### Set problem
Write out only the tail of the records, beginning at the line containing "Read all visible content and emit it as JSON." and including the last line, exactly as written.

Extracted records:
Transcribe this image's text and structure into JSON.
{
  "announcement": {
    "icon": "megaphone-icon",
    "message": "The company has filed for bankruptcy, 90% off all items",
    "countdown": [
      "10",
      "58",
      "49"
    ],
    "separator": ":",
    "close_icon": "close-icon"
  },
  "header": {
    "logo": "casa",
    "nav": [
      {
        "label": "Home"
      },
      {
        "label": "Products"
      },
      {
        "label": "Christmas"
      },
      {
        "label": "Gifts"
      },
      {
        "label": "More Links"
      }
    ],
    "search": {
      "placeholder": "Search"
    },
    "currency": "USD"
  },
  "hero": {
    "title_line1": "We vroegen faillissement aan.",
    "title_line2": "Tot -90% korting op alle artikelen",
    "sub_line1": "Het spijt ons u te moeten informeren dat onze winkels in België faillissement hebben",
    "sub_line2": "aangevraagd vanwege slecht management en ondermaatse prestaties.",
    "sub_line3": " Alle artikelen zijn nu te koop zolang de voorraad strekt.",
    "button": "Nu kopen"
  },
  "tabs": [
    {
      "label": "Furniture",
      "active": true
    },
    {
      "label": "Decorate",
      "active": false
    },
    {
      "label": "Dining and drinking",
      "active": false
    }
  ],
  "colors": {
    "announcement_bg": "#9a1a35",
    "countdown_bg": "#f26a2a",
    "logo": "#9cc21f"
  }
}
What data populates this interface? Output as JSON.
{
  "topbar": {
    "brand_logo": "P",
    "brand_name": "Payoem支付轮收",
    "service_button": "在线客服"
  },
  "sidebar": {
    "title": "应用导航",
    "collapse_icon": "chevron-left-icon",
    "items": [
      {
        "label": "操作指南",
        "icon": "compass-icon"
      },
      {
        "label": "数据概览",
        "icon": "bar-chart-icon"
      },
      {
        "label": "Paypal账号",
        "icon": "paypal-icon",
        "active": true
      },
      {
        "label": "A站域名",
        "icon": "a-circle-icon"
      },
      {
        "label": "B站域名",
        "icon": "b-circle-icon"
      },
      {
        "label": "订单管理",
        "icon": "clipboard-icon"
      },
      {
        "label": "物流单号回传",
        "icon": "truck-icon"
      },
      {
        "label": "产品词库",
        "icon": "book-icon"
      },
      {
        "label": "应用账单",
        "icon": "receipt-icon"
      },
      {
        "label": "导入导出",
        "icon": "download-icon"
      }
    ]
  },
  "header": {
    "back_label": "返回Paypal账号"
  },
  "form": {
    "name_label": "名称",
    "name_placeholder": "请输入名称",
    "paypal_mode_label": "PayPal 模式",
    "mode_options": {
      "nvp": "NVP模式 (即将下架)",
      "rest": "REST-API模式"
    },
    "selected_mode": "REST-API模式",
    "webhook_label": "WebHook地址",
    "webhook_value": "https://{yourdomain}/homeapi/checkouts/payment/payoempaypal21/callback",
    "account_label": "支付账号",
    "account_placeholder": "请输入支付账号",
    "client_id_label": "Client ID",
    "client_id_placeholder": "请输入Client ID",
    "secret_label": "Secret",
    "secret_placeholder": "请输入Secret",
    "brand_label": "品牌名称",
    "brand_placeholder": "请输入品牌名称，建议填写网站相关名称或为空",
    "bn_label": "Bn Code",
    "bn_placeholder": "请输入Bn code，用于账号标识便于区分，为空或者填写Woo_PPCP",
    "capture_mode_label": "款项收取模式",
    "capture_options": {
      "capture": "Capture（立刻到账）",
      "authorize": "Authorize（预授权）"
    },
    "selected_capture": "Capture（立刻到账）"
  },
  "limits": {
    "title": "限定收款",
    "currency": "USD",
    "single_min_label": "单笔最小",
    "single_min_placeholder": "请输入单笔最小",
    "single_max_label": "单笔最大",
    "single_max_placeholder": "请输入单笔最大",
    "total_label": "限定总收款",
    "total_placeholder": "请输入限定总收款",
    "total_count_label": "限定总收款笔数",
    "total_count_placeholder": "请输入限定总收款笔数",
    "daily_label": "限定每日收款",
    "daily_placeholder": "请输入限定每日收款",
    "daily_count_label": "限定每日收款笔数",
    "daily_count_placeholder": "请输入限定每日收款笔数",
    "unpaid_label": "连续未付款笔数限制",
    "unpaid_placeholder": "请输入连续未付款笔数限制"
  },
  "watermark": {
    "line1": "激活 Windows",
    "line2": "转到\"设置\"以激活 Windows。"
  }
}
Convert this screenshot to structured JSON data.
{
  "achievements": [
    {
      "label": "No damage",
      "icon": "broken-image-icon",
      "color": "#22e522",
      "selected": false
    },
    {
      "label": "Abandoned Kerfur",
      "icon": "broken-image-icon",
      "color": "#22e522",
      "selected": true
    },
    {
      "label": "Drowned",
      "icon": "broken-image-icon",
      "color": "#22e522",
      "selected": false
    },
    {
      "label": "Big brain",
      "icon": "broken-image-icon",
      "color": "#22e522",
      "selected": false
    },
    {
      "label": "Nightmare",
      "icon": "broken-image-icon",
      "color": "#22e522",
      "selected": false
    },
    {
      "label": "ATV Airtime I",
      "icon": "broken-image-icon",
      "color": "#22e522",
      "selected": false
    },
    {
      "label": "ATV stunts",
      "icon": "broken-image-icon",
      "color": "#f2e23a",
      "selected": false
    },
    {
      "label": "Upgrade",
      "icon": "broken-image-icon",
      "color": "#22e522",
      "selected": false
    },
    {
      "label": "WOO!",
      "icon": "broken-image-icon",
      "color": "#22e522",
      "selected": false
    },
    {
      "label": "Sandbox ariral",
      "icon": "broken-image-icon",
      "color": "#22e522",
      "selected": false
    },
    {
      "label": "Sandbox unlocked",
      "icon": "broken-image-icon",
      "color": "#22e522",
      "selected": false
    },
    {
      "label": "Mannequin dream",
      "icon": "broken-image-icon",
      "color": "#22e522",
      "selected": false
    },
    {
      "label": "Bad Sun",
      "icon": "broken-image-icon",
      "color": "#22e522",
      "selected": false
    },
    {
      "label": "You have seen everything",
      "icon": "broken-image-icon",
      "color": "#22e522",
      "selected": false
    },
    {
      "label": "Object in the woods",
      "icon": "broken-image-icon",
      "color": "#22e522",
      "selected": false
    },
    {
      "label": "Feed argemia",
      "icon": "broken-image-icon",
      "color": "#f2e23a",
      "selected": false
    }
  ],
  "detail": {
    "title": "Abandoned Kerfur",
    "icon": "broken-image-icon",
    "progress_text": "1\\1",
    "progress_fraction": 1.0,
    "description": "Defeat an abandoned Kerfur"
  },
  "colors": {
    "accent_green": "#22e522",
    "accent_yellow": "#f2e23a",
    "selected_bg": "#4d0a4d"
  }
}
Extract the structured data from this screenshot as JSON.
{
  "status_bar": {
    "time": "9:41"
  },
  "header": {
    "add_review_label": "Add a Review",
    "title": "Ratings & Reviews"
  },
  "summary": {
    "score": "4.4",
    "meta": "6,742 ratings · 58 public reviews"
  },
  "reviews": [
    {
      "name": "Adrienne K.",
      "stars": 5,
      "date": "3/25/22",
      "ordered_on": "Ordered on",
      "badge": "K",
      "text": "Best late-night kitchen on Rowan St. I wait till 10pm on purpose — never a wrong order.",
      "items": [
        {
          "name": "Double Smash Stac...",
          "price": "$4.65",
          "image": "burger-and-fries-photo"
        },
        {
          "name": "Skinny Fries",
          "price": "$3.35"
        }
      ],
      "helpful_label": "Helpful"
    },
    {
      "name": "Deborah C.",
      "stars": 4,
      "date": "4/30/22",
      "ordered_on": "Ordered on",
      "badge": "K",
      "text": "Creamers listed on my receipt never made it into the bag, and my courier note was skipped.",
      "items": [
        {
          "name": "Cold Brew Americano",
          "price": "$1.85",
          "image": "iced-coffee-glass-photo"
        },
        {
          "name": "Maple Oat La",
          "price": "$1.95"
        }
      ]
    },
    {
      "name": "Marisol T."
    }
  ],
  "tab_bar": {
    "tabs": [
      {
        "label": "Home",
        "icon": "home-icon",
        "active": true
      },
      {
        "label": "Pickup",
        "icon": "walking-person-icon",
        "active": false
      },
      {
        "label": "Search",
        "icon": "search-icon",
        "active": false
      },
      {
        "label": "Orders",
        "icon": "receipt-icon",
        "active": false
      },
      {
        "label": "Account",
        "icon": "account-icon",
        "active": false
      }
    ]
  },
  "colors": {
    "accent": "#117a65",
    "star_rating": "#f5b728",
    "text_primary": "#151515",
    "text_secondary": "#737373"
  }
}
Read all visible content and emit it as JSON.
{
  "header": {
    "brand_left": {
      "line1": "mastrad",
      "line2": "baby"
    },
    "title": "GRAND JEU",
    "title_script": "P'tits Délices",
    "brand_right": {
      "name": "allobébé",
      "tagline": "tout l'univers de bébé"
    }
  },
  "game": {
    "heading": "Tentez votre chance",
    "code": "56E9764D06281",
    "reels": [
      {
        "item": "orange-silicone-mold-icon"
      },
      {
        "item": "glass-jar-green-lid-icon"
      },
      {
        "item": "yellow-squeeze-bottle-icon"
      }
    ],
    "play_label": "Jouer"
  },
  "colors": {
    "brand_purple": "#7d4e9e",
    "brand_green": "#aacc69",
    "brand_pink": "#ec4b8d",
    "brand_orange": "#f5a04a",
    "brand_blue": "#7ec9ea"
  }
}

### Reply to the exercise
Read all visible content and emit it as JSON.
{
  "header": {
    "brand_left": {
      "line1": "mastrad",
      "line2": "baby"
    },
    "title": "GRAND JEU",
    "title_script": "P'tits Délices",
    "brand_right": {
      "name": "allobébé",
      "tagline": "tout l'univers de bébé"
    }
  },
  "game": {
    "heading": "Tentez votre chance",
    "code": "56E9764D06281",
    "reels": [
      {
        "item": "orange-silicone-mold-icon"
      },
      {
        "item": "glass-jar-green-lid-icon"
      },
      {
        "item": "yellow-squeeze-bottle-icon"
      }
    ],
    "play_label": "Jouer"
  },
  "colors": {
    "brand_purple": "#7d4e9e",
    "brand_green": "#aacc69",
    "brand_pink": "#ec4b8d",
    "brand_orange": "#f5a04a",
    "brand_blue": "#7ec9ea"
  }
}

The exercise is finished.